[Data entries]

*****

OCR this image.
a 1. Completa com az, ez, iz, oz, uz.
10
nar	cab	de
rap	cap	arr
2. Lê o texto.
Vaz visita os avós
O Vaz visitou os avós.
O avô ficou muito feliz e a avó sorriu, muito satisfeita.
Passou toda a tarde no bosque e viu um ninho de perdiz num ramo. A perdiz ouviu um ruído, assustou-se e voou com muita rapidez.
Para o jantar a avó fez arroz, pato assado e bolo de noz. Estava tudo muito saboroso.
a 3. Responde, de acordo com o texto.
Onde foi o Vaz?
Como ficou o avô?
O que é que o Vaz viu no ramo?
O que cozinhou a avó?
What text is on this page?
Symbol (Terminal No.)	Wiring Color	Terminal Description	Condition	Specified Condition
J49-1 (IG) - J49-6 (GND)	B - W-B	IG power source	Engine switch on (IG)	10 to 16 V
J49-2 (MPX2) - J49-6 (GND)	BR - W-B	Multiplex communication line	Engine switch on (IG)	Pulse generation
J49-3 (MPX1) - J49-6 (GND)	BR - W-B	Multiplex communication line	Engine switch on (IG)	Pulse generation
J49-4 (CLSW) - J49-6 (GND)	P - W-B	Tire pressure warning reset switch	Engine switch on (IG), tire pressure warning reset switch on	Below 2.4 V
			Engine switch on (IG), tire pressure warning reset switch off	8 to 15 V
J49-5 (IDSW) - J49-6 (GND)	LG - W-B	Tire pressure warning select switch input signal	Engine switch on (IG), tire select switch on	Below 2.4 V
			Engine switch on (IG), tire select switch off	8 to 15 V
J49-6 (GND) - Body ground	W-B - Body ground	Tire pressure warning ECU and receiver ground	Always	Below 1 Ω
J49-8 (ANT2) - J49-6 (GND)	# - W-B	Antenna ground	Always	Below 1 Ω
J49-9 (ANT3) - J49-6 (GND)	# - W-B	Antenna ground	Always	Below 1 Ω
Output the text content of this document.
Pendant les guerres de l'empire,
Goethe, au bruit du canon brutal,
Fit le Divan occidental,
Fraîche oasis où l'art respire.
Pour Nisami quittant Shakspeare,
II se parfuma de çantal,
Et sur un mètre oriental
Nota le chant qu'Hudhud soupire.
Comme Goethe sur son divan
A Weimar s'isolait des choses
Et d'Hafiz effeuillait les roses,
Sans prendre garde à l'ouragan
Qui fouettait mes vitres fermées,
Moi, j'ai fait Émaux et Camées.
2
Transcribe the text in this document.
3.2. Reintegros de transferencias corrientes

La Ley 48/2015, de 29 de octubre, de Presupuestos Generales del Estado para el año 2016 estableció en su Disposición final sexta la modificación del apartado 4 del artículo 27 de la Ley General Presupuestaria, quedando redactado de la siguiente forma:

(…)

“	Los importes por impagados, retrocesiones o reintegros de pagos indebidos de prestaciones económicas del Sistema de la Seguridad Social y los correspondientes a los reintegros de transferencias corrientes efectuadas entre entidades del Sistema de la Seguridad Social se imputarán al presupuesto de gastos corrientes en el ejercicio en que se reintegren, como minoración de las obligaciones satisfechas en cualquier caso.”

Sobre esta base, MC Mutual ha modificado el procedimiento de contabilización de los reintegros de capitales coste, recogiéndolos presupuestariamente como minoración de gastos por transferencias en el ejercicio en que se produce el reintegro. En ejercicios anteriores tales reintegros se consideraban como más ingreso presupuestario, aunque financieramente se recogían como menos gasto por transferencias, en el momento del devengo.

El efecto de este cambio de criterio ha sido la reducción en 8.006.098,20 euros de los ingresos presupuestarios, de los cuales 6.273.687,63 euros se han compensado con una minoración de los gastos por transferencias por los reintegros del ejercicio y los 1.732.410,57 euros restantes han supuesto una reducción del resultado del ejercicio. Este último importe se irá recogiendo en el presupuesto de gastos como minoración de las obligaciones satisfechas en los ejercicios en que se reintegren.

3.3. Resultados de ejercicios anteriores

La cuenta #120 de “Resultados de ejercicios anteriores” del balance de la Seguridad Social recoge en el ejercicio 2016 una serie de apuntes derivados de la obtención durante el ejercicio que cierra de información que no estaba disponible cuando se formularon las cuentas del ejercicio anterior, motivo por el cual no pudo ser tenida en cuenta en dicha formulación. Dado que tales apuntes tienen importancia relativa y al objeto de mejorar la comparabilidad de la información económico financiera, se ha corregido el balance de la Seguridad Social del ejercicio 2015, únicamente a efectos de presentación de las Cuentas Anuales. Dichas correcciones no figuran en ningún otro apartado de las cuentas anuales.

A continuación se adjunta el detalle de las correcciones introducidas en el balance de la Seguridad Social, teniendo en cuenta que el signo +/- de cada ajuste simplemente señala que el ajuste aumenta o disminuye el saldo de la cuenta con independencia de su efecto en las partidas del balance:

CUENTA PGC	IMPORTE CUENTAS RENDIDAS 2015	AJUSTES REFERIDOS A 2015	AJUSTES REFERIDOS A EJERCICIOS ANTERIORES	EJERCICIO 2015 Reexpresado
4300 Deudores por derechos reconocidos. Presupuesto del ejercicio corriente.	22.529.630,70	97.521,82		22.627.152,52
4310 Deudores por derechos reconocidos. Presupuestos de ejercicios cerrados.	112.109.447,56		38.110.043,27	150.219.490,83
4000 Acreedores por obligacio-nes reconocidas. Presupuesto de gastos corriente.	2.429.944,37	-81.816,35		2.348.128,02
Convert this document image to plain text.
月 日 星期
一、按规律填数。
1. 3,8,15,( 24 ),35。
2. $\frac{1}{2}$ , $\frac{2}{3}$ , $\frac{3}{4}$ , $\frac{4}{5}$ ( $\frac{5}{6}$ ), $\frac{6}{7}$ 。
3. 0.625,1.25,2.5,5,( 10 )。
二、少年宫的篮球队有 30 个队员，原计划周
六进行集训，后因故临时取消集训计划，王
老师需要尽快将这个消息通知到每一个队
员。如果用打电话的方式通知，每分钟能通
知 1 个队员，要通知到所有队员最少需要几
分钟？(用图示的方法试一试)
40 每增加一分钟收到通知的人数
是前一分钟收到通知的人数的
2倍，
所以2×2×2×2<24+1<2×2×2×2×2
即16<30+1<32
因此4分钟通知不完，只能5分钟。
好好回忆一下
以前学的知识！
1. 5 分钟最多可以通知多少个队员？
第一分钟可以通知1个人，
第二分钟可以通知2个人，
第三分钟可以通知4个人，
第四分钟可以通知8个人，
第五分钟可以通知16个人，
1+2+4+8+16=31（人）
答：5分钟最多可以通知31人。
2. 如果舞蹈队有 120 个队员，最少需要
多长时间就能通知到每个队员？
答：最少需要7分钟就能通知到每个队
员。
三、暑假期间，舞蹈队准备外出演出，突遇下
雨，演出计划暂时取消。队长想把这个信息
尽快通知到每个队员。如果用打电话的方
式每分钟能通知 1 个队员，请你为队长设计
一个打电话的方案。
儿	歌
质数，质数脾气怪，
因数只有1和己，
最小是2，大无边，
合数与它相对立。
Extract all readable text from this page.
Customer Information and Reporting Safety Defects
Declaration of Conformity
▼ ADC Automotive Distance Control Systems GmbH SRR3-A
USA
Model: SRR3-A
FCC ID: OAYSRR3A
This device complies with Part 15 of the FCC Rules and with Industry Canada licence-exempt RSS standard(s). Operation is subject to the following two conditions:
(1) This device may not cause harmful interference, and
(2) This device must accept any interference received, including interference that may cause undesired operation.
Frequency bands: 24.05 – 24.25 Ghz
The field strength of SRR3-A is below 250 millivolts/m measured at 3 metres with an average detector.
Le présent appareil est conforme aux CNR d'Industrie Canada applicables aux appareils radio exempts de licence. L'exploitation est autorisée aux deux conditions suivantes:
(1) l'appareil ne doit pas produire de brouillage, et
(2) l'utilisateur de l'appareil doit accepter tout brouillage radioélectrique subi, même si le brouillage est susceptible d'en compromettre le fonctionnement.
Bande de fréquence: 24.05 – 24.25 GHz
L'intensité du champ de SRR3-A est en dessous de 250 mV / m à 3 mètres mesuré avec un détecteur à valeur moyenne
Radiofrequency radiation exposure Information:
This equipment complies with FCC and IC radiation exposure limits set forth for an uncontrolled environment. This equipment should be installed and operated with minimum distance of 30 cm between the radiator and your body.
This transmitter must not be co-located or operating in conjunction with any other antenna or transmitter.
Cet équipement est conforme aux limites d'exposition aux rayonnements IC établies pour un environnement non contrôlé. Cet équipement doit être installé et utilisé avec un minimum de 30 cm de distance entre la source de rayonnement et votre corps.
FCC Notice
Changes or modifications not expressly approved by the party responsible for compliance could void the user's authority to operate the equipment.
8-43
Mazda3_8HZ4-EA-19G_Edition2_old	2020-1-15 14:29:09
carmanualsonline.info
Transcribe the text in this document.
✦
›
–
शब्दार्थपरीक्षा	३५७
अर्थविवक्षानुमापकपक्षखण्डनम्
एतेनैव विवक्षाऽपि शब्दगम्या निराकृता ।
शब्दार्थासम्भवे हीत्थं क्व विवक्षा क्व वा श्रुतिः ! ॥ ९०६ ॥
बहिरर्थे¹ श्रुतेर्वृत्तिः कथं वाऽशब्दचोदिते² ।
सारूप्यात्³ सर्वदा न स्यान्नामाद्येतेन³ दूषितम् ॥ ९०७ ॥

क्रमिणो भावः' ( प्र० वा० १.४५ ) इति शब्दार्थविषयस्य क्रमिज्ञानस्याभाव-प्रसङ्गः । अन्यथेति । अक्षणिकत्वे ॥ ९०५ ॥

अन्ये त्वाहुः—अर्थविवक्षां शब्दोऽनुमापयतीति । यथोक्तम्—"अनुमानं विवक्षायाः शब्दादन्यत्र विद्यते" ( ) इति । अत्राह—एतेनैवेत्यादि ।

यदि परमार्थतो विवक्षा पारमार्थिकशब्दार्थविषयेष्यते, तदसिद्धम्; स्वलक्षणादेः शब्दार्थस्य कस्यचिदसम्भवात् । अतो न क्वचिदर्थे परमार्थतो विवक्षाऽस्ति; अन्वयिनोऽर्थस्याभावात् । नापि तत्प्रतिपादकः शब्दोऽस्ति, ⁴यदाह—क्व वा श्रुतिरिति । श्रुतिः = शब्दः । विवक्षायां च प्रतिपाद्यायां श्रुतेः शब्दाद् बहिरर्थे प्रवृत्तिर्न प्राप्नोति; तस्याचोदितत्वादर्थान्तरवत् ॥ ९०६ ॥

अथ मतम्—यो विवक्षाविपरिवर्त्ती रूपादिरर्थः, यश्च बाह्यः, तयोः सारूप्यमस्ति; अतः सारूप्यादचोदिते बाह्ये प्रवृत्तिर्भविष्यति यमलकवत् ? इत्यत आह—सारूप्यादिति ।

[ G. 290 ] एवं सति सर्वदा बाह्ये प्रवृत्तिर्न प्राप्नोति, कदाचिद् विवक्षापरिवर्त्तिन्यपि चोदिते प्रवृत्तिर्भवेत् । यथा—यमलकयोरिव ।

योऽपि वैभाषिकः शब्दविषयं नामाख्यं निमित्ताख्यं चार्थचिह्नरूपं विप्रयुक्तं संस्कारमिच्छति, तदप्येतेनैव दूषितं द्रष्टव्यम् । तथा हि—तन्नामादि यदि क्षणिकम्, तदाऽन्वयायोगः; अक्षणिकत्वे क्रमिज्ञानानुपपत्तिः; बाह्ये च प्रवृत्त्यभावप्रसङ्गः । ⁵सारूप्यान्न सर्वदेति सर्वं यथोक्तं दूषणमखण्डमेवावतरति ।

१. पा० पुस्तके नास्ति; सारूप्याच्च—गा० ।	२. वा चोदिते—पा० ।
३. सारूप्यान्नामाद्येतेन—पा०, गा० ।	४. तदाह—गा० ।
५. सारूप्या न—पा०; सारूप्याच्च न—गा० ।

*****

Copy each line that contains the word "warning".

→ Complete response:
J49-4 (CLSW) - J49-6 (GND)	P - W-B	Tire pressure warning reset switch	Engine switch on (IG), tire pressure warning reset switch on	Below 2.4 V
			Engine switch on (IG), tire pressure warning reset switch off	8 to 15 V
J49-5 (IDSW) - J49-6 (GND)	LG - W-B	Tire pressure warning select switch input signal	Engine switch on (IG), tire select switch on	Below 2.4 V
J49-6 (GND) - Body ground	W-B - Body ground	Tire pressure warning ECU and receiver ground	Always	Below 1 Ω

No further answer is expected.